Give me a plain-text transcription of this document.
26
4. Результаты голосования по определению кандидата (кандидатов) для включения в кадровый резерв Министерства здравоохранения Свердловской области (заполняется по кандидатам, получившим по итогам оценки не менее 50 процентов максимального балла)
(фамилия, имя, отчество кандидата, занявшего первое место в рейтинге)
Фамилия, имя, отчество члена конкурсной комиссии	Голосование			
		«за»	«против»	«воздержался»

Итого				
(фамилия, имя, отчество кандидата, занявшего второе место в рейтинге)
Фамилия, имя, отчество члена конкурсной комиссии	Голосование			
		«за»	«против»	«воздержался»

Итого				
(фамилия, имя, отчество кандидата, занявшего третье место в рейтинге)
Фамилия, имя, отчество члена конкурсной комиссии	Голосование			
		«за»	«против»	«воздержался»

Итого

++++++++++++++++++++

Exercise task - Go through the material and copy out every line with "занявшего" in it.

Completed exercise -
(фамилия, имя, отчество кандидата, занявшего первое место в рейтинге)
(фамилия, имя, отчество кандидата, занявшего второе место в рейтинге)
(фамилия, имя, отчество кандидата, занявшего третье место в рейтинге)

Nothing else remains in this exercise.